===== Stored records

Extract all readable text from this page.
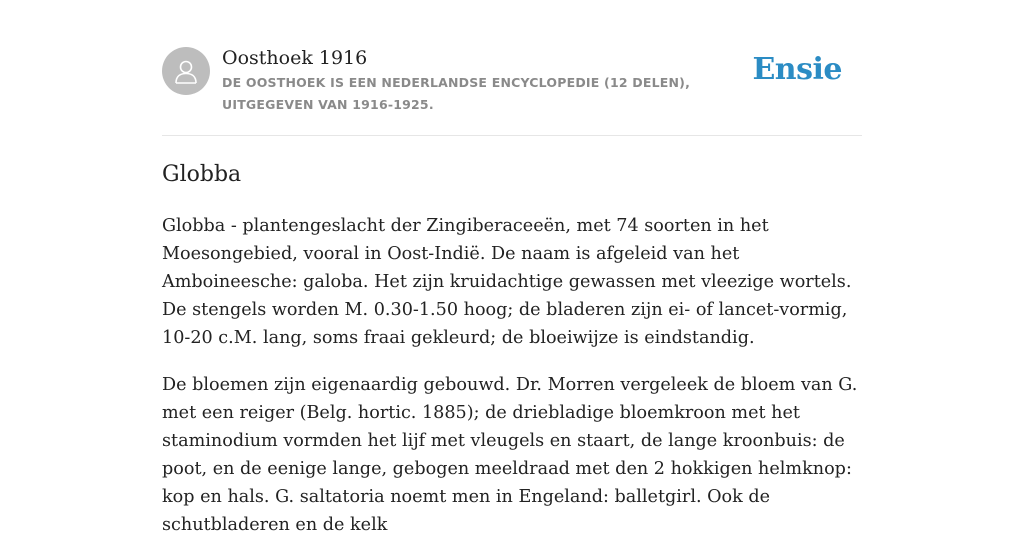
Oosthoek 1916
DE OOSTHOEK IS EEN NEDERLANDSE ENCYCLOPEDIE (12 DELEN), UITGEGEVEN VAN 1916-1925.
Ensie
Globba

Globba - plantengeslacht der Zingiberaceeën, met 74 soorten in het Moesongebied, vooral in Oost-Indië. De naam is afgeleid van het Amboineesche: galoba. Het zijn kruidachtige gewassen met vleezige wortels. De stengels worden M. 0.30-1.50 hoog; de bladeren zijn ei- of lancet-vormig, 10-20 c.M. lang, soms fraai gekleurd; de bloeiwijze is eindstandig.

De bloemen zijn eigenaardig gebouwd. Dr. Morren vergeleek de bloem van G. met een reiger (Belg. hortic. 1885); de driebladige bloemkroon met het staminodium vormden het lijf met vleugels en staart, de lange kroonbuis: de poot, en de eenige lange, gebogen meeldraad met den 2 hokkigen helmknop: kop en hals. G. saltatoria noemt men in Engeland: balletgirl. Ook de schutbladeren en de kelk
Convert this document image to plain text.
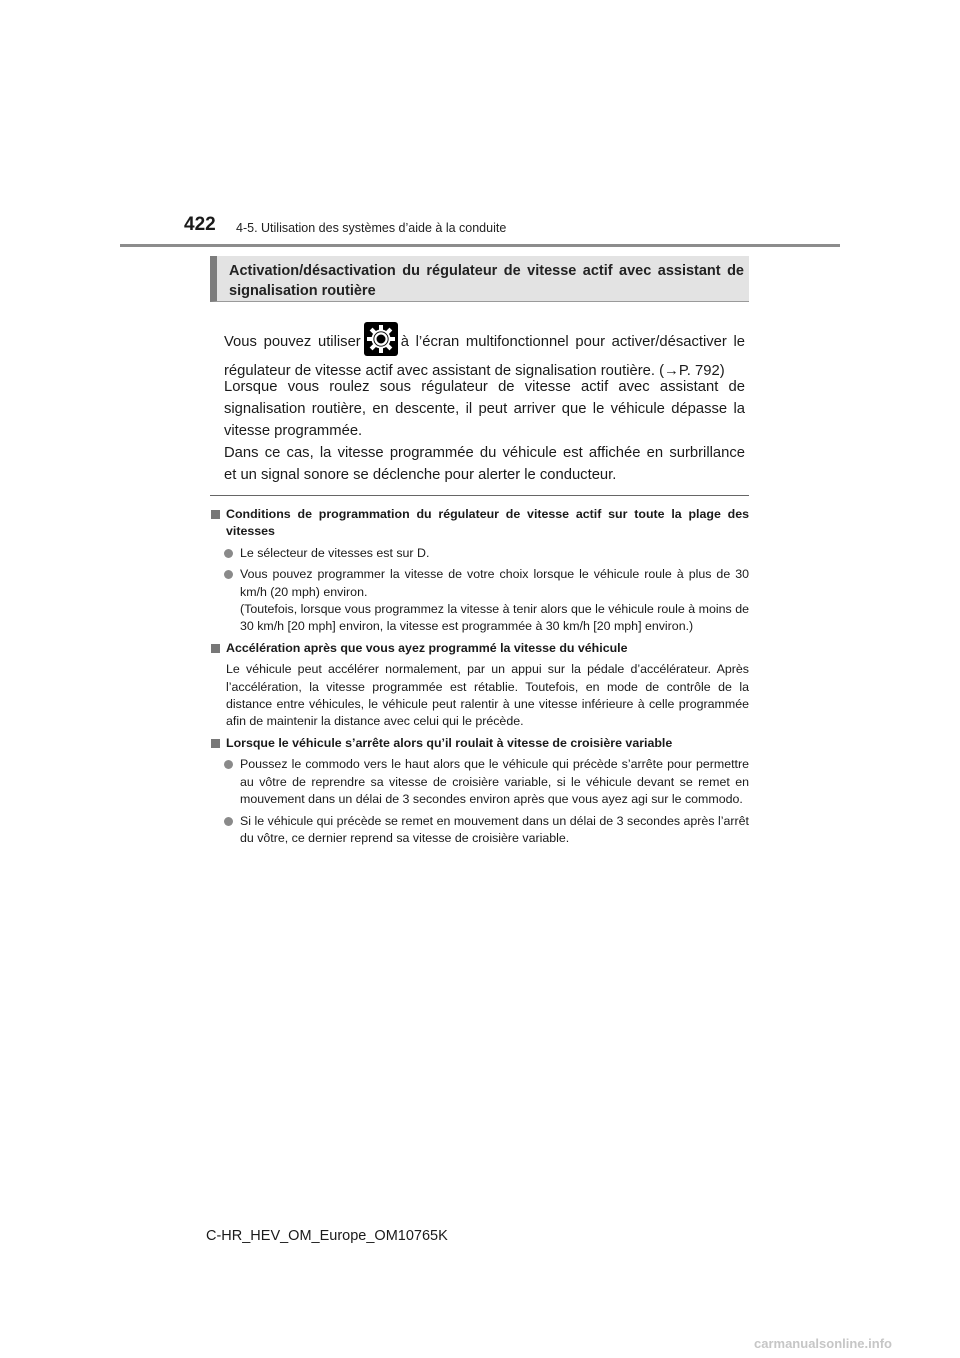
422 4-5. Utilisation des systèmes d’aide à la conduite
Activation/désactivation du régulateur de vitesse actif avec assistant de signalisation routière

Vous pouvez utiliser	à l’écran multifonctionnel pour activer/désactiver le
régulateur de vitesse actif avec assistant de signalisation routière. (→P. 792)

Lorsque vous roulez sous régulateur de vitesse actif avec assistant de
signalisation routière, en descente, il peut arriver que le véhicule dépasse la
vitesse programmée.
Dans ce cas, la vitesse programmée du véhicule est affichée en surbrillance
et un signal sonore se déclenche pour alerter le conducteur.

Conditions de programmation du régulateur de vitesse actif sur toute la plage des vitesses
Le sélecteur de vitesses est sur D.
Vous pouvez programmer la vitesse de votre choix lorsque le véhicule roule à plus de 30 km/h (20 mph) environ.
(Toutefois, lorsque vous programmez la vitesse à tenir alors que le véhicule roule à moins de 30 km/h [20 mph] environ, la vitesse est programmée à 30 km/h [20 mph] environ.)
Accélération après que vous ayez programmé la vitesse du véhicule
Le véhicule peut accélérer normalement, par un appui sur la pédale d’accélérateur. Après l’accélération, la vitesse programmée est rétablie. Toutefois, en mode de contrôle de la distance entre véhicules, le véhicule peut ralentir à une vitesse inférieure à celle programmée afin de maintenir la distance avec celui qui le précède.
Lorsque le véhicule s’arrête alors qu’il roulait à vitesse de croisière variable
Poussez le commodo vers le haut alors que le véhicule qui précède s’arrête pour permettre au vôtre de reprendre sa vitesse de croisière variable, si le véhicule devant se remet en mouvement dans un délai de 3 secondes environ après que vous ayez agi sur le commodo.
Si le véhicule qui précède se remet en mouvement dans un délai de 3 secondes après l’arrêt du vôtre, ce dernier reprend sa vitesse de croisière variable.
C-HR_HEV_OM_Europe_OM10765K
carmanualsonline.info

==========

§ What the task requires
Will you restate every entry word for word and omit the images?

§ Solution for this problem
Extract all readable text from this page.
Oosthoek 1916
DE OOSTHOEK IS EEN NEDERLANDSE ENCYCLOPEDIE (12 DELEN), UITGEGEVEN VAN 1916-1925.
Ensie
Globba

Globba - plantengeslacht der Zingiberaceeën, met 74 soorten in het Moesongebied, vooral in Oost-Indië. De naam is afgeleid van het Amboineesche: galoba. Het zijn kruidachtige gewassen met vleezige wortels. De stengels worden M. 0.30-1.50 hoog; de bladeren zijn ei- of lancet-vormig, 10-20 c.M. lang, soms fraai gekleurd; de bloeiwijze is eindstandig.

De bloemen zijn eigenaardig gebouwd. Dr. Morren vergeleek de bloem van G. met een reiger (Belg. hortic. 1885); de driebladige bloemkroon met het staminodium vormden het lijf met vleugels en staart, de lange kroonbuis: de poot, en de eenige lange, gebogen meeldraad met den 2 hokkigen helmknop: kop en hals. G. saltatoria noemt men in Engeland: balletgirl. Ook de schutbladeren en de kelk
Convert this document image to plain text.
422 4-5. Utilisation des systèmes d’aide à la conduite
Activation/désactivation du régulateur de vitesse actif avec assistant de signalisation routière

Vous pouvez utiliser	à l’écran multifonctionnel pour activer/désactiver le
régulateur de vitesse actif avec assistant de signalisation routière. (→P. 792)

Lorsque vous roulez sous régulateur de vitesse actif avec assistant de
signalisation routière, en descente, il peut arriver que le véhicule dépasse la
vitesse programmée.
Dans ce cas, la vitesse programmée du véhicule est affichée en surbrillance
et un signal sonore se déclenche pour alerter le conducteur.

Conditions de programmation du régulateur de vitesse actif sur toute la plage des vitesses
Le sélecteur de vitesses est sur D.
Vous pouvez programmer la vitesse de votre choix lorsque le véhicule roule à plus de 30 km/h (20 mph) environ.
(Toutefois, lorsque vous programmez la vitesse à tenir alors que le véhicule roule à moins de 30 km/h [20 mph] environ, la vitesse est programmée à 30 km/h [20 mph] environ.)
Accélération après que vous ayez programmé la vitesse du véhicule
Le véhicule peut accélérer normalement, par un appui sur la pédale d’accélérateur. Après l’accélération, la vitesse programmée est rétablie. Toutefois, en mode de contrôle de la distance entre véhicules, le véhicule peut ralentir à une vitesse inférieure à celle programmée afin de maintenir la distance avec celui qui le précède.
Lorsque le véhicule s’arrête alors qu’il roulait à vitesse de croisière variable
Poussez le commodo vers le haut alors que le véhicule qui précède s’arrête pour permettre au vôtre de reprendre sa vitesse de croisière variable, si le véhicule devant se remet en mouvement dans un délai de 3 secondes environ après que vous ayez agi sur le commodo.
Si le véhicule qui précède se remet en mouvement dans un délai de 3 secondes après l’arrêt du vôtre, ce dernier reprend sa vitesse de croisière variable.
C-HR_HEV_OM_Europe_OM10765K
carmanualsonline.info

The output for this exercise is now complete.